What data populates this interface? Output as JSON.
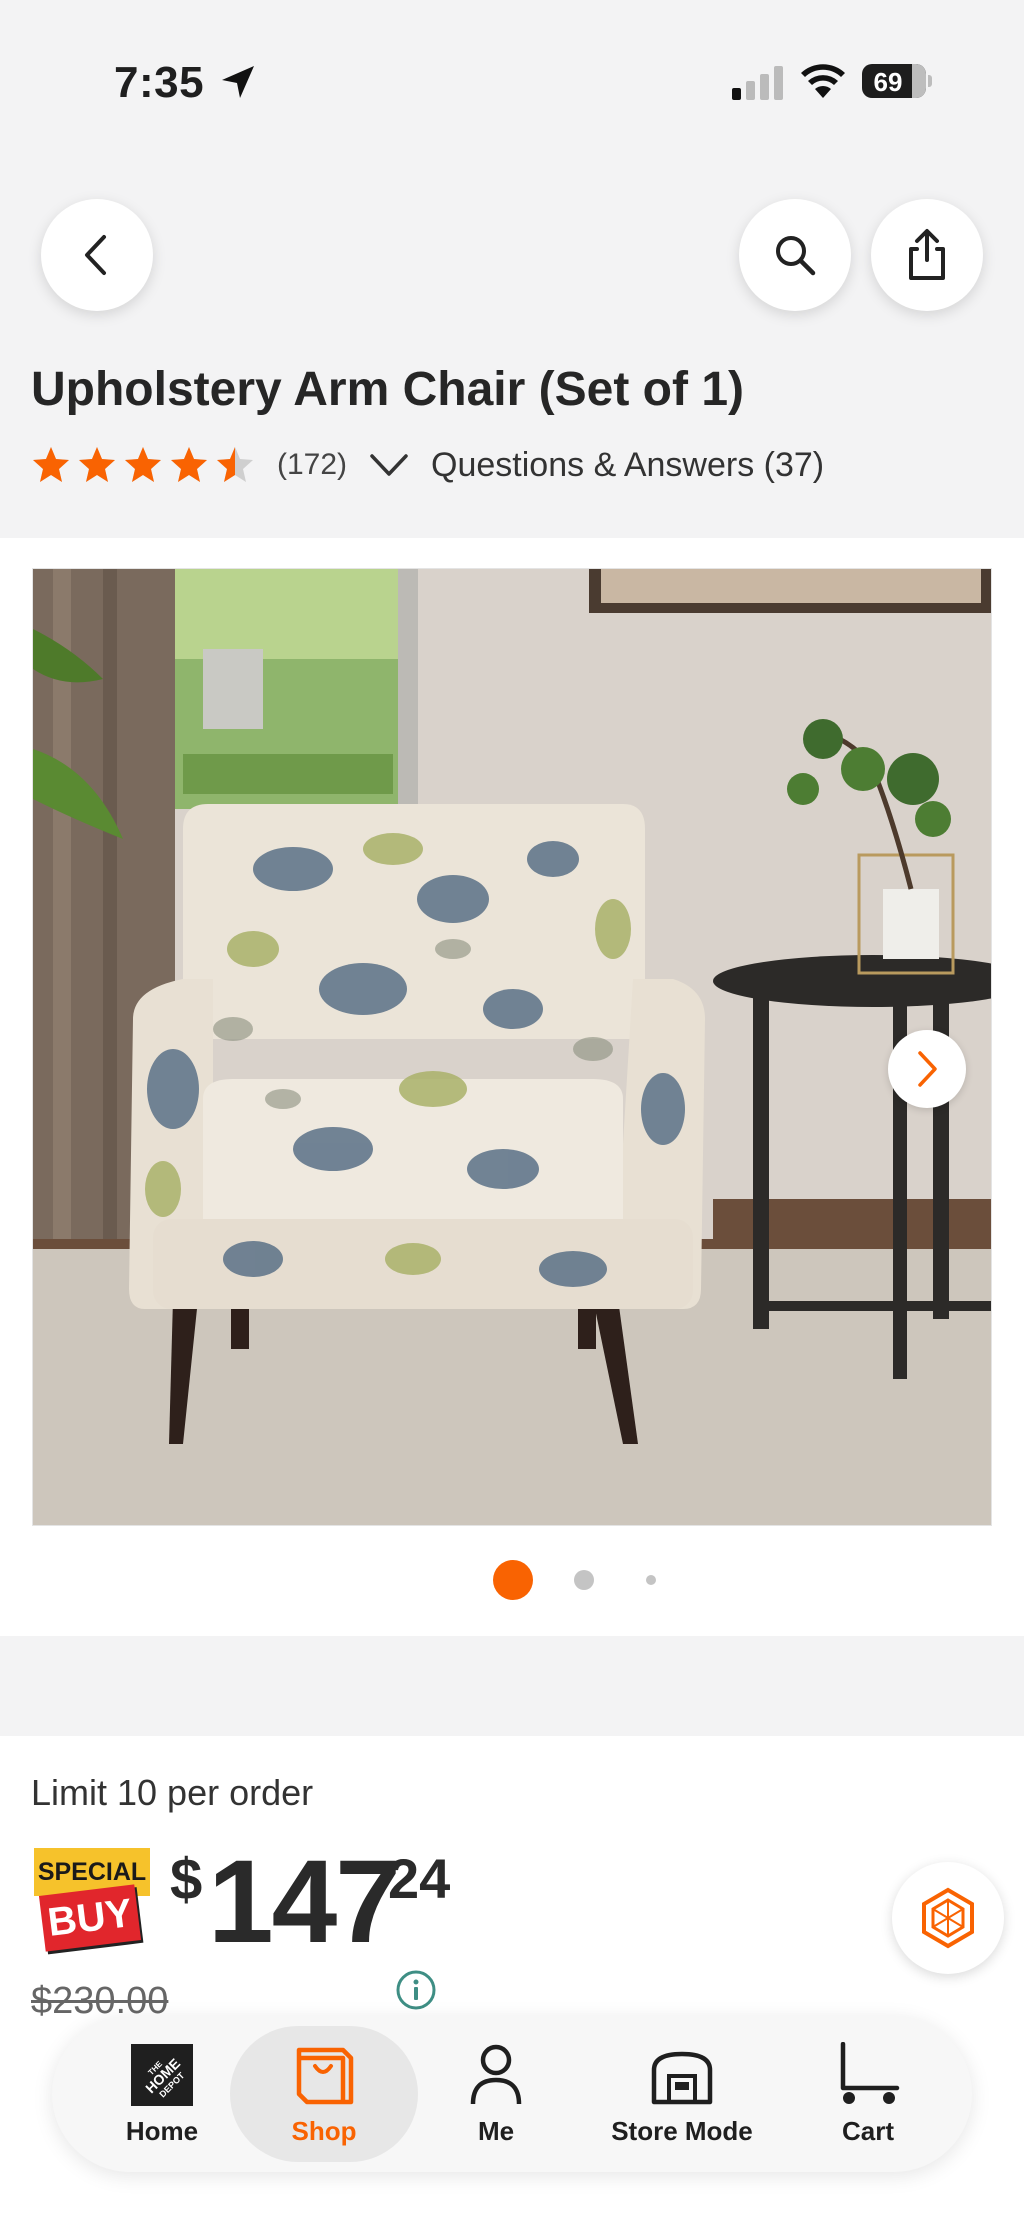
{
  "status_bar": {
    "time": "7:35",
    "battery": "69"
  },
  "product": {
    "title": "Upholstery Arm Chair (Set of 1)",
    "rating": 4.5,
    "review_count": "(172)",
    "qa_label": "Questions & Answers (37)",
    "image_count": 3,
    "active_image": 1
  },
  "pricing": {
    "limit": "Limit 10 per order",
    "badge_top": "SPECIAL",
    "badge_bottom": "BUY",
    "currency": "$",
    "dollars": "147",
    "cents": "24",
    "was_price": "$230.00"
  },
  "tabs": [
    {
      "label": "Home",
      "icon": "home-depot-logo-icon"
    },
    {
      "label": "Shop",
      "icon": "shop-bag-icon"
    },
    {
      "label": "Me",
      "icon": "person-icon"
    },
    {
      "label": "Store Mode",
      "icon": "store-icon"
    },
    {
      "label": "Cart",
      "icon": "cart-icon"
    }
  ],
  "colors": {
    "brand_orange": "#f96302",
    "star_orange": "#f96302",
    "badge_yellow": "#f6c22b",
    "badge_red": "#e1262c",
    "info_teal": "#3e8e84"
  }
}
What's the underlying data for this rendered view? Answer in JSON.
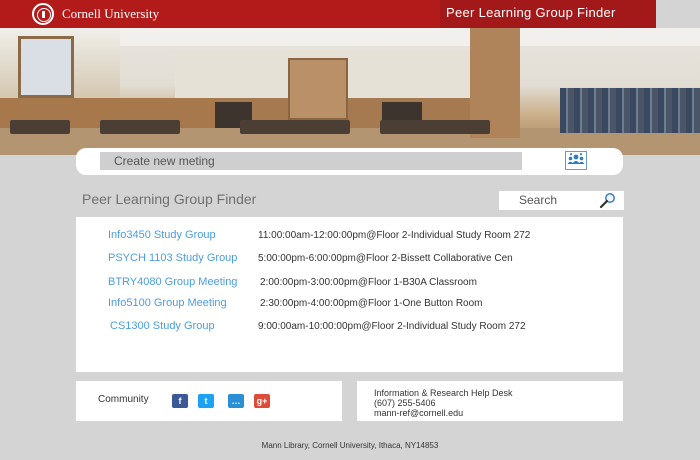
{
  "header": {
    "university_name": "Cornell University",
    "app_title": "Peer Learning Group Finder",
    "brand_color": "#b31b1b"
  },
  "create": {
    "placeholder": "Create new meting",
    "icon": "people-group-icon"
  },
  "main": {
    "section_title": "Peer Learning Group Finder",
    "search_label": "Search",
    "search_icon": "magnifier-icon",
    "groups": [
      {
        "name": "Info3450 Study Group",
        "detail": "11:00:00am-12:00:00pm@Floor 2-Individual Study Room 272"
      },
      {
        "name": "PSYCH 1103 Study Group",
        "detail": "5:00:00pm-6:00:00pm@Floor 2-Bissett Collaborative Cen"
      },
      {
        "name": "BTRY4080 Group Meeting",
        "detail": "2:00:00pm-3:00:00pm@Floor 1-B30A Classroom"
      },
      {
        "name": "Info5100 Group Meeting",
        "detail": "2:30:00pm-4:00:00pm@Floor 1-One Button Room"
      },
      {
        "name": "CS1300 Study Group",
        "detail": "9:00:00am-10:00:00pm@Floor 2-Individual Study Room 272"
      }
    ]
  },
  "community": {
    "label": "Community",
    "icons": [
      {
        "name": "facebook-icon",
        "glyph": "f",
        "color": "#3b5998"
      },
      {
        "name": "twitter-icon",
        "glyph": "t",
        "color": "#1da1f2"
      },
      {
        "name": "chat-icon",
        "glyph": "…",
        "color": "#2b8fd6"
      },
      {
        "name": "googleplus-icon",
        "glyph": "g+",
        "color": "#dd4b39"
      }
    ]
  },
  "helpdesk": {
    "title": "Information & Research Help Desk",
    "phone": "(607) 255-5406",
    "email": "mann-ref@cornell.edu"
  },
  "footer": {
    "address": "Mann Library, Cornell University, Ithaca, NY14853"
  }
}
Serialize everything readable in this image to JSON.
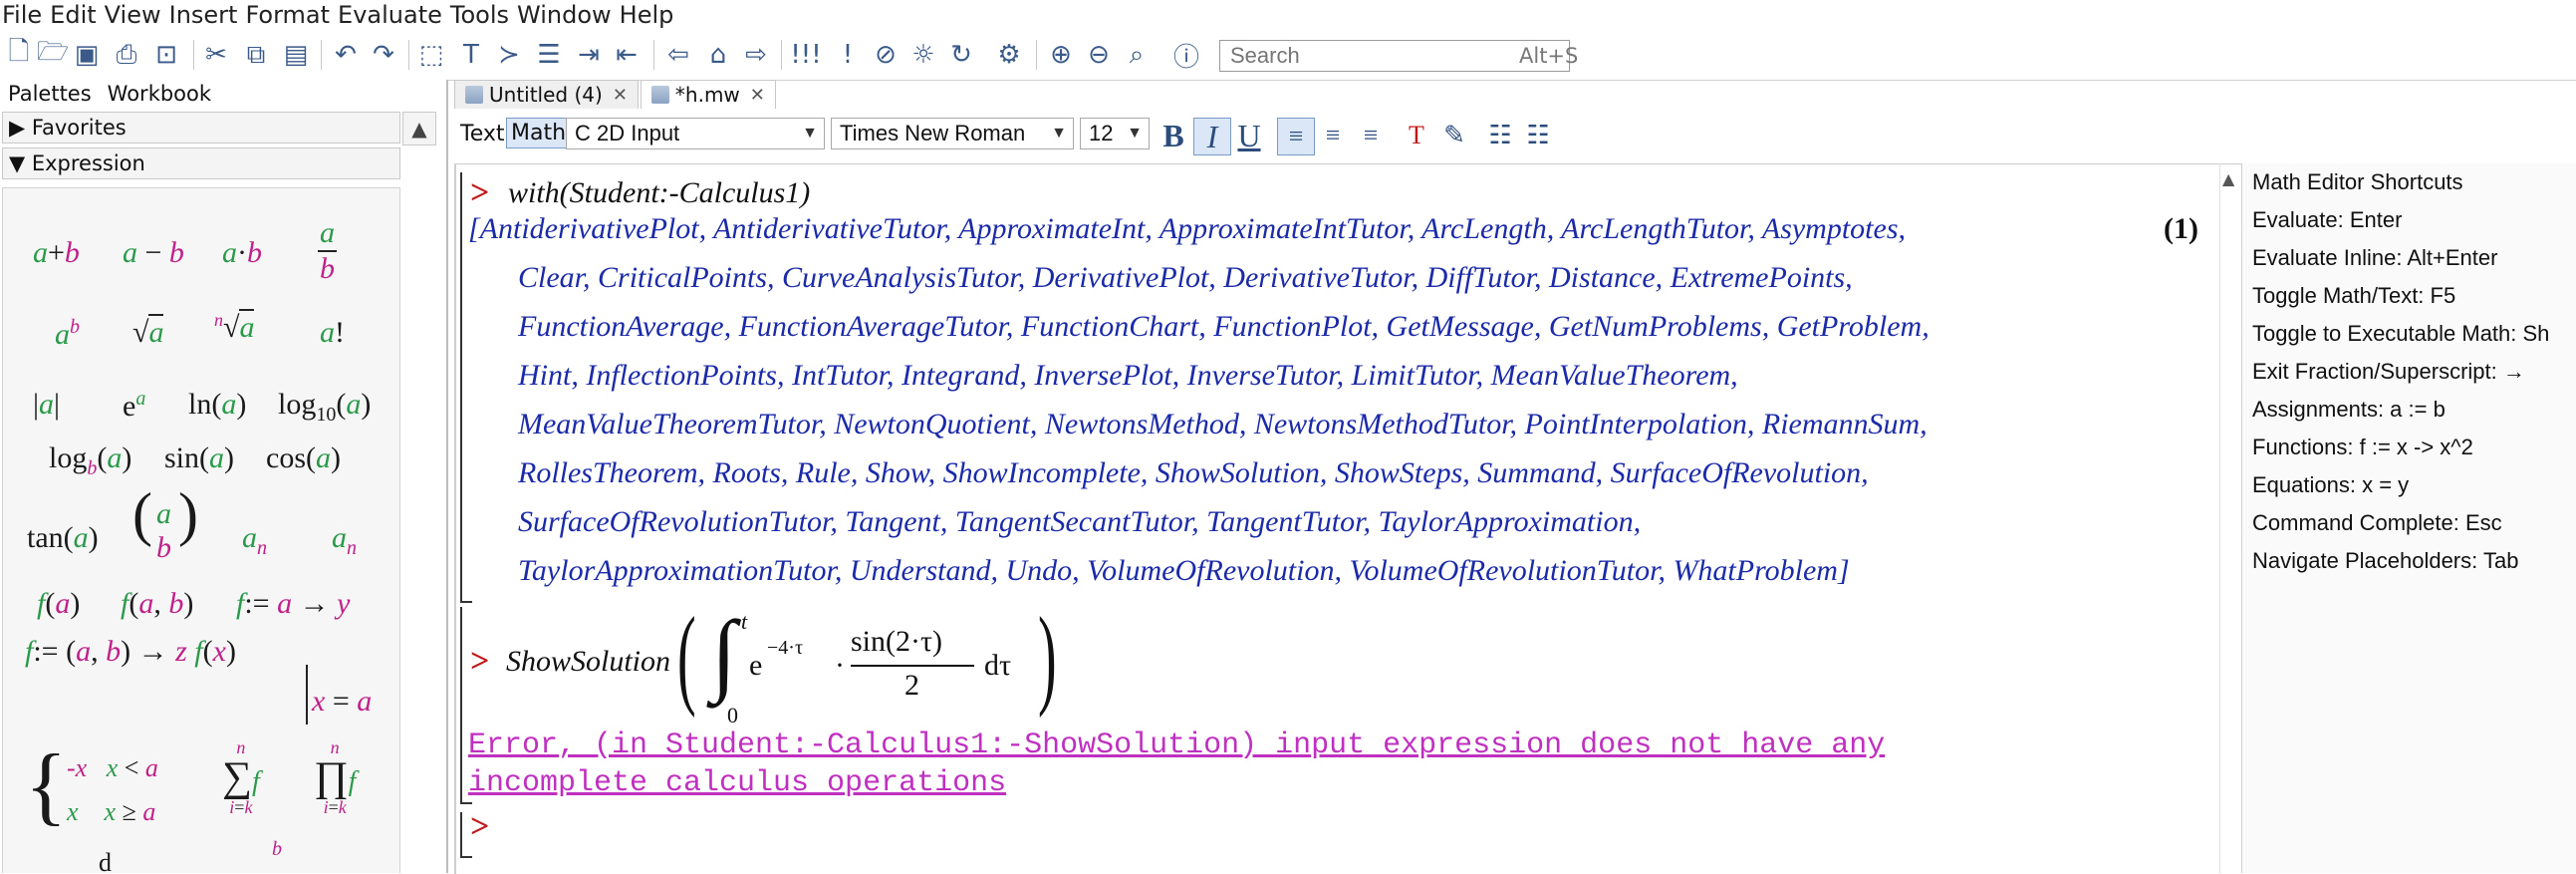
{
  "menu": [
    "File",
    "Edit",
    "View",
    "Insert",
    "Format",
    "Evaluate",
    "Tools",
    "Window",
    "Help"
  ],
  "search": {
    "placeholder": "Search",
    "shortcut": "Alt+S"
  },
  "left_panel": {
    "tabs": [
      "Palettes",
      "Workbook"
    ],
    "favorites_label": "Favorites",
    "expression_label": "Expression"
  },
  "doc_tabs": [
    {
      "label": "Untitled (4)"
    },
    {
      "label": "*h.mw"
    }
  ],
  "format_bar": {
    "text_label": "Text",
    "math_label": "Math",
    "input_mode": "2D Input",
    "font": "Times New Roman",
    "size": "12"
  },
  "worksheet": {
    "prompt": ">",
    "input1": "with(Student:-Calculus1)",
    "equation_label": "(1)",
    "output_lines": [
      "[AntiderivativePlot, AntiderivativeTutor, ApproximateInt, ApproximateIntTutor, ArcLength, ArcLengthTutor, Asymptotes,",
      "Clear, CriticalPoints, CurveAnalysisTutor, DerivativePlot, DerivativeTutor, DiffTutor, Distance, ExtremePoints,",
      "FunctionAverage, FunctionAverageTutor, FunctionChart, FunctionPlot, GetMessage, GetNumProblems, GetProblem,",
      "Hint, InflectionPoints, IntTutor, Integrand, InversePlot, InverseTutor, LimitTutor, MeanValueTheorem,",
      "MeanValueTheoremTutor, NewtonQuotient, NewtonsMethod, NewtonsMethodTutor, PointInterpolation, RiemannSum,",
      "RollesTheorem, Roots, Rule, Show, ShowIncomplete, ShowSolution, ShowSteps, Summand, SurfaceOfRevolution,",
      "SurfaceOfRevolutionTutor, Tangent, TangentSecantTutor, TangentTutor, TaylorApproximation,",
      "TaylorApproximationTutor, Understand, Undo, VolumeOfRevolution, VolumeOfRevolutionTutor, WhatProblem]"
    ],
    "input2": {
      "command": "ShowSolution",
      "upper": "t",
      "lower": "0",
      "exp_base": "e",
      "exponent": "−4·τ",
      "dot": "·",
      "numerator": "sin(2·τ)",
      "denominator": "2",
      "differential": "dτ"
    },
    "error_lines": [
      "Error, (in Student:-Calculus1:-ShowSolution) input expression does not have any",
      "incomplete calculus operations"
    ]
  },
  "shortcuts": {
    "title": "Math Editor Shortcuts",
    "rows": [
      "Evaluate:  Enter",
      "Evaluate Inline:  Alt+Enter",
      "Toggle Math/Text:  F5",
      "Toggle to Executable Math:  Sh",
      "Exit Fraction/Superscript:  →",
      "Assignments:  a := b",
      "Functions:  f := x -> x^2",
      "Equations:  x = y",
      "Command Complete:  Esc",
      "Navigate Placeholders:  Tab"
    ]
  },
  "colors": {
    "output_blue": "#1b2aa8",
    "error_magenta": "#c030c0",
    "prompt_red": "#c01818",
    "palette_green": "#2a9a4a",
    "palette_magenta": "#c0208a"
  }
}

····················

• _Task brief_
Repeat each entry precisely as it appears. Leave the pictures out.

• _Expected answer_
What data populates this interface? Output as JSON.
{
  "status_bar": {
    "time": "7:35",
    "battery": "69"
  },
  "product": {
    "title": "Upholstery Arm Chair (Set of 1)",
    "rating": 4.5,
    "review_count": "(172)",
    "qa_label": "Questions & Answers (37)",
    "image_count": 3,
    "active_image": 1
  },
  "pricing": {
    "limit": "Limit 10 per order",
    "badge_top": "SPECIAL",
    "badge_bottom": "BUY",
    "currency": "$",
    "dollars": "147",
    "cents": "24",
    "was_price": "$230.00"
  },
  "tabs": [
    {
      "label": "Home",
      "icon": "home-depot-logo-icon"
    },
    {
      "label": "Shop",
      "icon": "shop-bag-icon"
    },
    {
      "label": "Me",
      "icon": "person-icon"
    },
    {
      "label": "Store Mode",
      "icon": "store-icon"
    },
    {
      "label": "Cart",
      "icon": "cart-icon"
    }
  ],
  "colors": {
    "brand_orange": "#f96302",
    "star_orange": "#f96302",
    "badge_yellow": "#f6c22b",
    "badge_red": "#e1262c",
    "info_teal": "#3e8e84"
  }
}
What's the underlying data for this rendered view? Answer in JSON.
{
  "header": {
    "university_name": "Cornell University",
    "app_title": "Peer Learning Group Finder",
    "brand_color": "#b31b1b"
  },
  "create": {
    "placeholder": "Create new meting",
    "icon": "people-group-icon"
  },
  "main": {
    "section_title": "Peer Learning Group Finder",
    "search_label": "Search",
    "search_icon": "magnifier-icon",
    "groups": [
      {
        "name": "Info3450 Study Group",
        "detail": "11:00:00am-12:00:00pm@Floor 2-Individual Study Room 272"
      },
      {
        "name": "PSYCH 1103 Study Group",
        "detail": "5:00:00pm-6:00:00pm@Floor 2-Bissett Collaborative Cen"
      },
      {
        "name": "BTRY4080 Group Meeting",
        "detail": "2:00:00pm-3:00:00pm@Floor 1-B30A Classroom"
      },
      {
        "name": "Info5100 Group Meeting",
        "detail": "2:30:00pm-4:00:00pm@Floor 1-One Button Room"
      },
      {
        "name": "CS1300 Study Group",
        "detail": "9:00:00am-10:00:00pm@Floor 2-Individual Study Room 272"
      }
    ]
  },
  "community": {
    "label": "Community",
    "icons": [
      {
        "name": "facebook-icon",
        "glyph": "f",
        "color": "#3b5998"
      },
      {
        "name": "twitter-icon",
        "glyph": "t",
        "color": "#1da1f2"
      },
      {
        "name": "chat-icon",
        "glyph": "…",
        "color": "#2b8fd6"
      },
      {
        "name": "googleplus-icon",
        "glyph": "g+",
        "color": "#dd4b39"
      }
    ]
  },
  "helpdesk": {
    "title": "Information & Research Help Desk",
    "phone": "(607) 255-5406",
    "email": "mann-ref@cornell.edu"
  },
  "footer": {
    "address": "Mann Library, Cornell University, Ithaca, NY14853"
  }
}
Serialize everything readable in this image to JSON.
{
  "menu": [
    "File",
    "Edit",
    "View",
    "Insert",
    "Format",
    "Evaluate",
    "Tools",
    "Window",
    "Help"
  ],
  "search": {
    "placeholder": "Search",
    "shortcut": "Alt+S"
  },
  "left_panel": {
    "tabs": [
      "Palettes",
      "Workbook"
    ],
    "favorites_label": "Favorites",
    "expression_label": "Expression"
  },
  "doc_tabs": [
    {
      "label": "Untitled (4)"
    },
    {
      "label": "*h.mw"
    }
  ],
  "format_bar": {
    "text_label": "Text",
    "math_label": "Math",
    "input_mode": "2D Input",
    "font": "Times New Roman",
    "size": "12"
  },
  "worksheet": {
    "prompt": ">",
    "input1": "with(Student:-Calculus1)",
    "equation_label": "(1)",
    "output_lines": [
      "[AntiderivativePlot, AntiderivativeTutor, ApproximateInt, ApproximateIntTutor, ArcLength, ArcLengthTutor, Asymptotes,",
      "Clear, CriticalPoints, CurveAnalysisTutor, DerivativePlot, DerivativeTutor, DiffTutor, Distance, ExtremePoints,",
      "FunctionAverage, FunctionAverageTutor, FunctionChart, FunctionPlot, GetMessage, GetNumProblems, GetProblem,",
      "Hint, InflectionPoints, IntTutor, Integrand, InversePlot, InverseTutor, LimitTutor, MeanValueTheorem,",
      "MeanValueTheoremTutor, NewtonQuotient, NewtonsMethod, NewtonsMethodTutor, PointInterpolation, RiemannSum,",
      "RollesTheorem, Roots, Rule, Show, ShowIncomplete, ShowSolution, ShowSteps, Summand, SurfaceOfRevolution,",
      "SurfaceOfRevolutionTutor, Tangent, TangentSecantTutor, TangentTutor, TaylorApproximation,",
      "TaylorApproximationTutor, Understand, Undo, VolumeOfRevolution, VolumeOfRevolutionTutor, WhatProblem]"
    ],
    "input2": {
      "command": "ShowSolution",
      "upper": "t",
      "lower": "0",
      "exp_base": "e",
      "exponent": "−4·τ",
      "dot": "·",
      "numerator": "sin(2·τ)",
      "denominator": "2",
      "differential": "dτ"
    },
    "error_lines": [
      "Error, (in Student:-Calculus1:-ShowSolution) input expression does not have any",
      "incomplete calculus operations"
    ]
  },
  "shortcuts": {
    "title": "Math Editor Shortcuts",
    "rows": [
      "Evaluate:  Enter",
      "Evaluate Inline:  Alt+Enter",
      "Toggle Math/Text:  F5",
      "Toggle to Executable Math:  Sh",
      "Exit Fraction/Superscript:  →",
      "Assignments:  a := b",
      "Functions:  f := x -> x^2",
      "Equations:  x = y",
      "Command Complete:  Esc",
      "Navigate Placeholders:  Tab"
    ]
  },
  "colors": {
    "output_blue": "#1b2aa8",
    "error_magenta": "#c030c0",
    "prompt_red": "#c01818",
    "palette_green": "#2a9a4a",
    "palette_magenta": "#c0208a"
  }
}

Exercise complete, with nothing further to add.